Dataset listings of figures:
* * * * * * *
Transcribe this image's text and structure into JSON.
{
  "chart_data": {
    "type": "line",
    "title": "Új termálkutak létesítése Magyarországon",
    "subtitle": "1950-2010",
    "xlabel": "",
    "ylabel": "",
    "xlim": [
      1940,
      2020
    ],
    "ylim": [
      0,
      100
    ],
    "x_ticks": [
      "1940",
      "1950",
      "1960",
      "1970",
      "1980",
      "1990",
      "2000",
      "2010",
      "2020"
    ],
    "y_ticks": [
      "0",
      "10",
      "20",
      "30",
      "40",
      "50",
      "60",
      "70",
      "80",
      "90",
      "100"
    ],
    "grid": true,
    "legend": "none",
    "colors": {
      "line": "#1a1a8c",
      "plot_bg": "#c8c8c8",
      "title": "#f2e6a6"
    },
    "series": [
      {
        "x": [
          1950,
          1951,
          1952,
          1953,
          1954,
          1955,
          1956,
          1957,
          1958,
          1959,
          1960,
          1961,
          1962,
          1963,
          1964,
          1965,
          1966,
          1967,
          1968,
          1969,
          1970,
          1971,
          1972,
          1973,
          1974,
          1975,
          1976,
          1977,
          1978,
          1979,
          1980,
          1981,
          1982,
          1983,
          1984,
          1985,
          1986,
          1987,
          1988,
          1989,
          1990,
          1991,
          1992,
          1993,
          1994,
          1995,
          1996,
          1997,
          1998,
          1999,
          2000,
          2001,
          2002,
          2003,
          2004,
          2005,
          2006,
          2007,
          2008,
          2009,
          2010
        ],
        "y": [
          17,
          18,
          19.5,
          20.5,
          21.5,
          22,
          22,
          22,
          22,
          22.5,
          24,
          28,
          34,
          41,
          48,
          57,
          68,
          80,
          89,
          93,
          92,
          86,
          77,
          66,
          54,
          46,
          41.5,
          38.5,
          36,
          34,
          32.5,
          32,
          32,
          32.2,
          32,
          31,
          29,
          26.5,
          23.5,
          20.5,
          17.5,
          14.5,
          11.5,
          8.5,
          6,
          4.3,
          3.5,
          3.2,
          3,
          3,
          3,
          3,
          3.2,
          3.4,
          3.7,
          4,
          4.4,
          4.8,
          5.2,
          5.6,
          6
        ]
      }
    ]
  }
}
* * * * * * *
The exercise
Without leaving anything out, give the entries again exactly.

Final result
Transcribe this image's text and structure into JSON.
{
  "chart_data": {
    "type": "line",
    "title": "Új termálkutak létesítése Magyarországon",
    "subtitle": "1950-2010",
    "xlabel": "",
    "ylabel": "",
    "xlim": [
      1940,
      2020
    ],
    "ylim": [
      0,
      100
    ],
    "x_ticks": [
      "1940",
      "1950",
      "1960",
      "1970",
      "1980",
      "1990",
      "2000",
      "2010",
      "2020"
    ],
    "y_ticks": [
      "0",
      "10",
      "20",
      "30",
      "40",
      "50",
      "60",
      "70",
      "80",
      "90",
      "100"
    ],
    "grid": true,
    "legend": "none",
    "colors": {
      "line": "#1a1a8c",
      "plot_bg": "#c8c8c8",
      "title": "#f2e6a6"
    },
    "series": [
      {
        "x": [
          1950,
          1951,
          1952,
          1953,
          1954,
          1955,
          1956,
          1957,
          1958,
          1959,
          1960,
          1961,
          1962,
          1963,
          1964,
          1965,
          1966,
          1967,
          1968,
          1969,
          1970,
          1971,
          1972,
          1973,
          1974,
          1975,
          1976,
          1977,
          1978,
          1979,
          1980,
          1981,
          1982,
          1983,
          1984,
          1985,
          1986,
          1987,
          1988,
          1989,
          1990,
          1991,
          1992,
          1993,
          1994,
          1995,
          1996,
          1997,
          1998,
          1999,
          2000,
          2001,
          2002,
          2003,
          2004,
          2005,
          2006,
          2007,
          2008,
          2009,
          2010
        ],
        "y": [
          17,
          18,
          19.5,
          20.5,
          21.5,
          22,
          22,
          22,
          22,
          22.5,
          24,
          28,
          34,
          41,
          48,
          57,
          68,
          80,
          89,
          93,
          92,
          86,
          77,
          66,
          54,
          46,
          41.5,
          38.5,
          36,
          34,
          32.5,
          32,
          32,
          32.2,
          32,
          31,
          29,
          26.5,
          23.5,
          20.5,
          17.5,
          14.5,
          11.5,
          8.5,
          6,
          4.3,
          3.5,
          3.2,
          3,
          3,
          3,
          3,
          3.2,
          3.4,
          3.7,
          4,
          4.4,
          4.8,
          5.2,
          5.6,
          6
        ]
      }
    ]
  }
}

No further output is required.